● Task requirements
Search the material for "port" and show all lines that contain it.

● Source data

__________

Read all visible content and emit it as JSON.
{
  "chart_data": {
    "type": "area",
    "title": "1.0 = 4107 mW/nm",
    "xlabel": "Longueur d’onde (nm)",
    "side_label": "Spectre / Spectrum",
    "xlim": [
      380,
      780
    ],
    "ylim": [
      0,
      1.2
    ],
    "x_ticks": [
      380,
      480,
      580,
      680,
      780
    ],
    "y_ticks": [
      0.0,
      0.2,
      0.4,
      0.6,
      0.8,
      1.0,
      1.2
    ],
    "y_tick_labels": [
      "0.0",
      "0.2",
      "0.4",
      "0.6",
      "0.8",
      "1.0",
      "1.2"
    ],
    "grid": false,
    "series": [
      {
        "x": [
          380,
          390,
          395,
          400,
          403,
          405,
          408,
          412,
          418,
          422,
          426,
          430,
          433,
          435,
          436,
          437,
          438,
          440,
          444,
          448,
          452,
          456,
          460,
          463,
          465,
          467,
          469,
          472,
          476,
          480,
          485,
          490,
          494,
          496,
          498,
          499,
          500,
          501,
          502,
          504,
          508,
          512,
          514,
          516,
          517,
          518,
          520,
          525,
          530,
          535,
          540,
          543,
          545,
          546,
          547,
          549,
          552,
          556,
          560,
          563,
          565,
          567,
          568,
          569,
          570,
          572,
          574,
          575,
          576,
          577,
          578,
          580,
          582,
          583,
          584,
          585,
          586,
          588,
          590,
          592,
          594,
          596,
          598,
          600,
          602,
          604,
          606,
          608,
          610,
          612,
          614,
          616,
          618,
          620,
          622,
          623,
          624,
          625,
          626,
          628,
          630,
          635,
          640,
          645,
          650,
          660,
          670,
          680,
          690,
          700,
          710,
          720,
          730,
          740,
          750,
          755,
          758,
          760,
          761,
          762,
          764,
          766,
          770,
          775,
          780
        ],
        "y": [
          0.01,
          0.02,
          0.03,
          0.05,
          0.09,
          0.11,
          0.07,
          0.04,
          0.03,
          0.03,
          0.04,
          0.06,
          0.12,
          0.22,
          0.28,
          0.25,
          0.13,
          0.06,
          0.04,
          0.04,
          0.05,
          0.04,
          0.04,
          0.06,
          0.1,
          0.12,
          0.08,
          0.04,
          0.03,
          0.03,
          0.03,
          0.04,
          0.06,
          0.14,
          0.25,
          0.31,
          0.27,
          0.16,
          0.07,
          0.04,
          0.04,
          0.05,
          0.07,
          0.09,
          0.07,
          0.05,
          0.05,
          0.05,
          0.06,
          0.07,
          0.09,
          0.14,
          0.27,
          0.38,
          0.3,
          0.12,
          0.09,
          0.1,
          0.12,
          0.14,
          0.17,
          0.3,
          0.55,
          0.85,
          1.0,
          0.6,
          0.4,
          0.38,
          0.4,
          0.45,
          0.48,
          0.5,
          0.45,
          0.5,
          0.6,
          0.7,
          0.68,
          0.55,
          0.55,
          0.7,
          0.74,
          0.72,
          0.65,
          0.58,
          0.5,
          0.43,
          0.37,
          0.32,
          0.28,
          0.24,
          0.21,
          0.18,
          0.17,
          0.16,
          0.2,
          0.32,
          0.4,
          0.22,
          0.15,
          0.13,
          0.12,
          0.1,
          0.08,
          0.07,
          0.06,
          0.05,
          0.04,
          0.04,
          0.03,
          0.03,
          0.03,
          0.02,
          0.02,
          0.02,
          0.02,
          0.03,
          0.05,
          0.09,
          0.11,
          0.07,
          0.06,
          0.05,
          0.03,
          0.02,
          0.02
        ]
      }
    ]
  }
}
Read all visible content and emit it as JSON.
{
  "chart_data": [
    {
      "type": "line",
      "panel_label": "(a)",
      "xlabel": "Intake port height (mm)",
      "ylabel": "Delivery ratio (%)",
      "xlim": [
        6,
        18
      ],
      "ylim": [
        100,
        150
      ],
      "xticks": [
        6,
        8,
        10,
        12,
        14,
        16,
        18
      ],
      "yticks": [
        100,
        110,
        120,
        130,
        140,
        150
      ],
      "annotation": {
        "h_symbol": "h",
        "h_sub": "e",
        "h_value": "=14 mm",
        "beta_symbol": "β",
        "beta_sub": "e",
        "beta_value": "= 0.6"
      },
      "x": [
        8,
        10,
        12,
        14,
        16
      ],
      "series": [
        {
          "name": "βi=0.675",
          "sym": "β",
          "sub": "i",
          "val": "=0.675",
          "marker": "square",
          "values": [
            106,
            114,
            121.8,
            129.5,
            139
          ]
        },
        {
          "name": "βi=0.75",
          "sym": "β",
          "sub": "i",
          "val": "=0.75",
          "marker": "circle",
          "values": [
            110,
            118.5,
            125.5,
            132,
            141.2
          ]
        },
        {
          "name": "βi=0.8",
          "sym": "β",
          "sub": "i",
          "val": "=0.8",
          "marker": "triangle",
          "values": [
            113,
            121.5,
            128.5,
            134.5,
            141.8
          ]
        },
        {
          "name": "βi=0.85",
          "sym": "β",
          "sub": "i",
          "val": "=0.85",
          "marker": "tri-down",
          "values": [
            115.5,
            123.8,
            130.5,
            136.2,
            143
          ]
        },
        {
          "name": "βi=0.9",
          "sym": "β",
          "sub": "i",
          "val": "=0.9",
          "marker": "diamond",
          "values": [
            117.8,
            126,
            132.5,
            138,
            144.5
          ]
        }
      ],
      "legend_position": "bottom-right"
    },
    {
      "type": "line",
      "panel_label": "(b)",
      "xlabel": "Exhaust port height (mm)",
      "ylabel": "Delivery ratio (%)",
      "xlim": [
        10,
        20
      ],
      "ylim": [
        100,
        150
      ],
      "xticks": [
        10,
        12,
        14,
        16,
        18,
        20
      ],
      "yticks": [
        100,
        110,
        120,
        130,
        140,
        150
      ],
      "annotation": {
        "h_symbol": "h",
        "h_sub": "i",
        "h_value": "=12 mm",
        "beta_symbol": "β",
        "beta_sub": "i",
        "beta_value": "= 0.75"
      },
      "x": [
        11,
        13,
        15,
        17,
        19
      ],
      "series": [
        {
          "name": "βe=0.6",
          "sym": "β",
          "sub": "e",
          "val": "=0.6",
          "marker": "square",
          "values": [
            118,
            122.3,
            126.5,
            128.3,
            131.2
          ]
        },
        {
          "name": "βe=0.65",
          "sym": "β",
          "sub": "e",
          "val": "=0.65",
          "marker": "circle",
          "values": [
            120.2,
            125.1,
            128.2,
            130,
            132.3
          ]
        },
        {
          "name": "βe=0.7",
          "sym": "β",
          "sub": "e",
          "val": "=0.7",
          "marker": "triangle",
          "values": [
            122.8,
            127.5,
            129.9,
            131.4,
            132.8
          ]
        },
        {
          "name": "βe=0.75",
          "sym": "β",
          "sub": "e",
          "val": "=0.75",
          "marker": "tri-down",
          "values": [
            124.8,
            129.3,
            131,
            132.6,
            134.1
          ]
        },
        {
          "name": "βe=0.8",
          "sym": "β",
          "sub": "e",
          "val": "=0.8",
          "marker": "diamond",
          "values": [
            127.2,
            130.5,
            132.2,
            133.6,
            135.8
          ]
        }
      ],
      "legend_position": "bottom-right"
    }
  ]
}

__________

● In response
      "xlabel": "Intake port height (mm)",
      "xlabel": "Exhaust port height (mm)",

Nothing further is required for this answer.